■ **SHORT EXERCISE**:
Under this task are some entries; return every one of them exactly.

■ **INFORMATION PROVIDED**:

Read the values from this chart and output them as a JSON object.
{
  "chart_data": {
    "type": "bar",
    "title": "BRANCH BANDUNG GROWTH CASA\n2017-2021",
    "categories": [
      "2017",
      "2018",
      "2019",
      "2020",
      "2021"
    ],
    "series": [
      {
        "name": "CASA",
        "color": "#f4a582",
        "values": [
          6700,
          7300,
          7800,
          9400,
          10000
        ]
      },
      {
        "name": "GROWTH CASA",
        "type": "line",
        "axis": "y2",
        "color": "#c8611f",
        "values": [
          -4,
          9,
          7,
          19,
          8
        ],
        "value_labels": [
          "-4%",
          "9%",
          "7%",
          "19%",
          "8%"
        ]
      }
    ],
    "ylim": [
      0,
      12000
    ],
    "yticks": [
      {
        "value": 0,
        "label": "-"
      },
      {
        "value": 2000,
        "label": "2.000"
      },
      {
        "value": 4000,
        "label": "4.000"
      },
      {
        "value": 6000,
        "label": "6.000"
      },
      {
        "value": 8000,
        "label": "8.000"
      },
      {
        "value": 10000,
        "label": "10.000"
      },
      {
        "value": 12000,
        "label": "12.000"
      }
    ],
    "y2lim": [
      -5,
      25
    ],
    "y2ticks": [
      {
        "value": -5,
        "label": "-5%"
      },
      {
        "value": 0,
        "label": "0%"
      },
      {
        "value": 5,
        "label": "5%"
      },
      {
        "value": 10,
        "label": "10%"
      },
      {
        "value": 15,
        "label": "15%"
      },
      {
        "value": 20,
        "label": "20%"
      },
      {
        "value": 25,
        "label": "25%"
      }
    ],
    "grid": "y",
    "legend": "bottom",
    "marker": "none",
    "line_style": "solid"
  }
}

■ **FULL RESPONSE**:
Read the values from this chart and output them as a JSON object.
{
  "chart_data": {
    "type": "bar",
    "title": "BRANCH BANDUNG GROWTH CASA\n2017-2021",
    "categories": [
      "2017",
      "2018",
      "2019",
      "2020",
      "2021"
    ],
    "series": [
      {
        "name": "CASA",
        "color": "#f4a582",
        "values": [
          6700,
          7300,
          7800,
          9400,
          10000
        ]
      },
      {
        "name": "GROWTH CASA",
        "type": "line",
        "axis": "y2",
        "color": "#c8611f",
        "values": [
          -4,
          9,
          7,
          19,
          8
        ],
        "value_labels": [
          "-4%",
          "9%",
          "7%",
          "19%",
          "8%"
        ]
      }
    ],
    "ylim": [
      0,
      12000
    ],
    "yticks": [
      {
        "value": 0,
        "label": "-"
      },
      {
        "value": 2000,
        "label": "2.000"
      },
      {
        "value": 4000,
        "label": "4.000"
      },
      {
        "value": 6000,
        "label": "6.000"
      },
      {
        "value": 8000,
        "label": "8.000"
      },
      {
        "value": 10000,
        "label": "10.000"
      },
      {
        "value": 12000,
        "label": "12.000"
      }
    ],
    "y2lim": [
      -5,
      25
    ],
    "y2ticks": [
      {
        "value": -5,
        "label": "-5%"
      },
      {
        "value": 0,
        "label": "0%"
      },
      {
        "value": 5,
        "label": "5%"
      },
      {
        "value": 10,
        "label": "10%"
      },
      {
        "value": 15,
        "label": "15%"
      },
      {
        "value": 20,
        "label": "20%"
      },
      {
        "value": 25,
        "label": "25%"
      }
    ],
    "grid": "y",
    "legend": "bottom",
    "marker": "none",
    "line_style": "solid"
  }
}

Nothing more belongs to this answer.